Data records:

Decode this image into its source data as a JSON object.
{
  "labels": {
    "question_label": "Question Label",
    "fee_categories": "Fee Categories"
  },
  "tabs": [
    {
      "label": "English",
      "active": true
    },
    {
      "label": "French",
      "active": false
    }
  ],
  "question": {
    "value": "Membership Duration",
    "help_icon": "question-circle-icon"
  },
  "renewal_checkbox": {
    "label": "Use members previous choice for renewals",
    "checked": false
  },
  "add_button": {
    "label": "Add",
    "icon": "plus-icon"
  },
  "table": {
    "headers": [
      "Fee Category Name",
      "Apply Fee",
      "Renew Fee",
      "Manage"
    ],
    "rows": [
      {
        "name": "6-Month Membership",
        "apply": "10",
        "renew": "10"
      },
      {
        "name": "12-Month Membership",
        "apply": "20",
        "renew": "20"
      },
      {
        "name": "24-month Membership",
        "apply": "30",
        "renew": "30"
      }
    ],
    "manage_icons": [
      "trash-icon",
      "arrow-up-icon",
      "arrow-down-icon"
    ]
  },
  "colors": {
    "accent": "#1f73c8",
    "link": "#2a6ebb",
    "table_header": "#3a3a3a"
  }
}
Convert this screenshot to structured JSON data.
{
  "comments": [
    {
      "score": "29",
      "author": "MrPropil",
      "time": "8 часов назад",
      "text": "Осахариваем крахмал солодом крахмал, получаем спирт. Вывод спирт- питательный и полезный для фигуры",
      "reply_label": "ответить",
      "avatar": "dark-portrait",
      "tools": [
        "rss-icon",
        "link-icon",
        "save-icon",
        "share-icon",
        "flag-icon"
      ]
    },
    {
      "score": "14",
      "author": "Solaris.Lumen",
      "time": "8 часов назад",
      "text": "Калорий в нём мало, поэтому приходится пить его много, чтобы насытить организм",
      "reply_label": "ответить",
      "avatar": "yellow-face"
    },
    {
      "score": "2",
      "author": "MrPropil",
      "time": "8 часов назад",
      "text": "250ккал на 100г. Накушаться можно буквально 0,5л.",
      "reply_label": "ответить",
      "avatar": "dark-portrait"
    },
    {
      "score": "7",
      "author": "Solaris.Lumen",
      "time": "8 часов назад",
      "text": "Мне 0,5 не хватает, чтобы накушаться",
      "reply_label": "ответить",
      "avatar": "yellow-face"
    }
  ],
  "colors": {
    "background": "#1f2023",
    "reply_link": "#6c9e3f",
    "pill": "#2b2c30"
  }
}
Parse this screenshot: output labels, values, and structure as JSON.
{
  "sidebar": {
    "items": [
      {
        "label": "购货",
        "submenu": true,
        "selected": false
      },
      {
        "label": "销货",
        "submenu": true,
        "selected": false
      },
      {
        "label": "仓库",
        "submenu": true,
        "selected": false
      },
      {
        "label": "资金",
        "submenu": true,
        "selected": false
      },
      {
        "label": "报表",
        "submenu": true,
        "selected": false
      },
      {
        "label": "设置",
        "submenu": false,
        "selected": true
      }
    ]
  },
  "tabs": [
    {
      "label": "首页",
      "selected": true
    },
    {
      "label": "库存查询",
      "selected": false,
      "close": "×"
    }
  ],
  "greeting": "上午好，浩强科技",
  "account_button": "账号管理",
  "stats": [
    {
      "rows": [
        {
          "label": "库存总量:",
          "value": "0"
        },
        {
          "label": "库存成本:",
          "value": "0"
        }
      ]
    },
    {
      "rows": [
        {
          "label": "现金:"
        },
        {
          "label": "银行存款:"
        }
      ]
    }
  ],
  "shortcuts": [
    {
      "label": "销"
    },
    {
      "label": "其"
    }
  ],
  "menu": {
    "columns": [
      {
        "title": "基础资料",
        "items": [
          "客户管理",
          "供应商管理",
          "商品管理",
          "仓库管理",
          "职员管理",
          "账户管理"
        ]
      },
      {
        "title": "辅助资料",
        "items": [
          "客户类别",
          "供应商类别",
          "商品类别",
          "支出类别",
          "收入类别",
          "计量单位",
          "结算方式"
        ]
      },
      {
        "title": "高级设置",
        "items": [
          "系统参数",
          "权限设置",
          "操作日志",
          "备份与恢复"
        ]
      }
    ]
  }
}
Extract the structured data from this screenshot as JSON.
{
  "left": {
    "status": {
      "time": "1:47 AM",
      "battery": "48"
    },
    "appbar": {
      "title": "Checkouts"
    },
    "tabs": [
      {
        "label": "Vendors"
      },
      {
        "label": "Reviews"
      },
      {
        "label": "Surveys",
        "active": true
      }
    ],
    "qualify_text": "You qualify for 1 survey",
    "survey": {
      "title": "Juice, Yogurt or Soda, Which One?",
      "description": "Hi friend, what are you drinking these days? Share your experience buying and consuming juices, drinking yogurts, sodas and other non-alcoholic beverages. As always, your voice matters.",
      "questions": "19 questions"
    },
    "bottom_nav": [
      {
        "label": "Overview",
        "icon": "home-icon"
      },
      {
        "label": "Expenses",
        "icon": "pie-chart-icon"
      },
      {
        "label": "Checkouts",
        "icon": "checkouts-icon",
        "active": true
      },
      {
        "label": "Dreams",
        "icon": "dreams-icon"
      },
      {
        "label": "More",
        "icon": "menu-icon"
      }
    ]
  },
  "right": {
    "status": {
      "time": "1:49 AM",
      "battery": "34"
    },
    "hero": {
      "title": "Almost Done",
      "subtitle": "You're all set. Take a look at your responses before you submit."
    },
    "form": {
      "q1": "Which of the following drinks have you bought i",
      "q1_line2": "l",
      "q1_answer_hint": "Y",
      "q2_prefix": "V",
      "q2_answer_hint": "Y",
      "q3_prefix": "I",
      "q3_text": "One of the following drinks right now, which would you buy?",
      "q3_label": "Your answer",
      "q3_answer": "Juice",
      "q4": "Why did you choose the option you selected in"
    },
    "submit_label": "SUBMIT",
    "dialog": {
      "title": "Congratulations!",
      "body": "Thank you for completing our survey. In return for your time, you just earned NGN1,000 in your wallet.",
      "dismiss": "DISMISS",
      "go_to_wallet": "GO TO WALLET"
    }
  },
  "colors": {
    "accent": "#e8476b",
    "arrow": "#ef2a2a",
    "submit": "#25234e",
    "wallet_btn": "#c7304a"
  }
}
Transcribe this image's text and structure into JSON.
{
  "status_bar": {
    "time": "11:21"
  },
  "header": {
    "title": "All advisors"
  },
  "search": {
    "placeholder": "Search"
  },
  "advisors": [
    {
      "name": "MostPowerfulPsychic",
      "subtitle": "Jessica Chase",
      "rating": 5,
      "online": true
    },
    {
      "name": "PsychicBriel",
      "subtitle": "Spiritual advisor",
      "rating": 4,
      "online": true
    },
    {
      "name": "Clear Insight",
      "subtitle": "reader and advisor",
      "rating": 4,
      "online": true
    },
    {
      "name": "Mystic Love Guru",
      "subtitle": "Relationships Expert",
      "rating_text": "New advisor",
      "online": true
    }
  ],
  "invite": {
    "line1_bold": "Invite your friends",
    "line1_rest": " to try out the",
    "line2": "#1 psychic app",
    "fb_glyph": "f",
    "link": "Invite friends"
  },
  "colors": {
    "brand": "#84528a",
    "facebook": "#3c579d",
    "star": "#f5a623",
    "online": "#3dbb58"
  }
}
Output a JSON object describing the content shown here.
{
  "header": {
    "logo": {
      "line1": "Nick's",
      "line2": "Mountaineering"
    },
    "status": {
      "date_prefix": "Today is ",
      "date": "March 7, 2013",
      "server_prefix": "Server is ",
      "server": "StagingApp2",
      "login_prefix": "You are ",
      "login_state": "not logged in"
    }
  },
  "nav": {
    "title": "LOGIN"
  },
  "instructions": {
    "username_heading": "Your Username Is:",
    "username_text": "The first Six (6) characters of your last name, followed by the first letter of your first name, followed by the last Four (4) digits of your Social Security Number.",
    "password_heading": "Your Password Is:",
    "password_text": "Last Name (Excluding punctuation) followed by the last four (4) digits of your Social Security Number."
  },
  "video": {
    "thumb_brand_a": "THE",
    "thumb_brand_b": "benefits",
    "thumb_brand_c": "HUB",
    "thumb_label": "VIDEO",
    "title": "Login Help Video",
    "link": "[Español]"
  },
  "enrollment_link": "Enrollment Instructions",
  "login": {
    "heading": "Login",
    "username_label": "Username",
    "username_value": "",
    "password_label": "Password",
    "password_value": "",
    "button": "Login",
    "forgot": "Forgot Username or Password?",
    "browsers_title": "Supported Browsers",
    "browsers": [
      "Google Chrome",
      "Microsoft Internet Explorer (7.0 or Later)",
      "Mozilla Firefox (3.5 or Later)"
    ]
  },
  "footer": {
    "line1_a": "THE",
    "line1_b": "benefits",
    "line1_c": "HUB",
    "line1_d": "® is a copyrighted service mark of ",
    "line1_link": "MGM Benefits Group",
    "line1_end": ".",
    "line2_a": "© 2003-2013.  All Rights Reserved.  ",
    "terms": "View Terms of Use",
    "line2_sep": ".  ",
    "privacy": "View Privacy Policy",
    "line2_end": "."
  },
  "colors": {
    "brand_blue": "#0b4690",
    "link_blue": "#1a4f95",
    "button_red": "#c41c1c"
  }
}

◆ Task directions
Which lines contain the word "following"? Return each of them.

◆ Response to the task
      "q1": "Which of the following drinks have you bought i",
      "q3_text": "One of the following drinks right now, which would you buy?",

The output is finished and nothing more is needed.